[Collected data entries]
--
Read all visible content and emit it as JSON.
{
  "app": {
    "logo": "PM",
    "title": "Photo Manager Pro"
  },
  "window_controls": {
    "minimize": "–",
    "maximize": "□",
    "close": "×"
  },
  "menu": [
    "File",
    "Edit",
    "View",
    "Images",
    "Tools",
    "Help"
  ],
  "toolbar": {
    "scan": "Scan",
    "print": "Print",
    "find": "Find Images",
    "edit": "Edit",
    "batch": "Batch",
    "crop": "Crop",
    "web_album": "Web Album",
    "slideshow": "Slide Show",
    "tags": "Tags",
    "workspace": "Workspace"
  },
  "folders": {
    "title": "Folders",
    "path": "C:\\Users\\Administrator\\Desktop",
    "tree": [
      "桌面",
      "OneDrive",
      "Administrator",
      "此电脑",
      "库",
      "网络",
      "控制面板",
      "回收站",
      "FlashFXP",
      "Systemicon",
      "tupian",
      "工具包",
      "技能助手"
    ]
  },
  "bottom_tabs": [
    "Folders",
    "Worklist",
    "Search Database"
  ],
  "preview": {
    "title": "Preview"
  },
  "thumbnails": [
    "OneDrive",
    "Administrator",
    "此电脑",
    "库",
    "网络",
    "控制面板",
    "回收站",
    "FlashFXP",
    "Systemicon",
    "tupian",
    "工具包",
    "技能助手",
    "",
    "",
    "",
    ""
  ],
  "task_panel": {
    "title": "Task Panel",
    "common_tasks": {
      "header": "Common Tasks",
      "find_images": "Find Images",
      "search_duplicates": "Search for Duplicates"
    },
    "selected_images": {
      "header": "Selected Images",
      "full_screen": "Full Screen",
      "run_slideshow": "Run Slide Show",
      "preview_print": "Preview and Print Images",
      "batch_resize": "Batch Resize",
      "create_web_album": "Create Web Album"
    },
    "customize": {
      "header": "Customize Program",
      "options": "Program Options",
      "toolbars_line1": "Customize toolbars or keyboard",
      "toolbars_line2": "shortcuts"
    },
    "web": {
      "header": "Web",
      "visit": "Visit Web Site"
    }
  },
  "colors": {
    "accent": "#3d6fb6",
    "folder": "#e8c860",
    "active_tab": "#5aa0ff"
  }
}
--
Print the whole listing exactly as it is.

Read all visible content and emit it as JSON.
{
  "app": {
    "logo": "PM",
    "title": "Photo Manager Pro"
  },
  "window_controls": {
    "minimize": "–",
    "maximize": "□",
    "close": "×"
  },
  "menu": [
    "File",
    "Edit",
    "View",
    "Images",
    "Tools",
    "Help"
  ],
  "toolbar": {
    "scan": "Scan",
    "print": "Print",
    "find": "Find Images",
    "edit": "Edit",
    "batch": "Batch",
    "crop": "Crop",
    "web_album": "Web Album",
    "slideshow": "Slide Show",
    "tags": "Tags",
    "workspace": "Workspace"
  },
  "folders": {
    "title": "Folders",
    "path": "C:\\Users\\Administrator\\Desktop",
    "tree": [
      "桌面",
      "OneDrive",
      "Administrator",
      "此电脑",
      "库",
      "网络",
      "控制面板",
      "回收站",
      "FlashFXP",
      "Systemicon",
      "tupian",
      "工具包",
      "技能助手"
    ]
  },
  "bottom_tabs": [
    "Folders",
    "Worklist",
    "Search Database"
  ],
  "preview": {
    "title": "Preview"
  },
  "thumbnails": [
    "OneDrive",
    "Administrator",
    "此电脑",
    "库",
    "网络",
    "控制面板",
    "回收站",
    "FlashFXP",
    "Systemicon",
    "tupian",
    "工具包",
    "技能助手",
    "",
    "",
    "",
    ""
  ],
  "task_panel": {
    "title": "Task Panel",
    "common_tasks": {
      "header": "Common Tasks",
      "find_images": "Find Images",
      "search_duplicates": "Search for Duplicates"
    },
    "selected_images": {
      "header": "Selected Images",
      "full_screen": "Full Screen",
      "run_slideshow": "Run Slide Show",
      "preview_print": "Preview and Print Images",
      "batch_resize": "Batch Resize",
      "create_web_album": "Create Web Album"
    },
    "customize": {
      "header": "Customize Program",
      "options": "Program Options",
      "toolbars_line1": "Customize toolbars or keyboard",
      "toolbars_line2": "shortcuts"
    },
    "web": {
      "header": "Web",
      "visit": "Visit Web Site"
    }
  },
  "colors": {
    "accent": "#3d6fb6",
    "folder": "#e8c860",
    "active_tab": "#5aa0ff"
  }
}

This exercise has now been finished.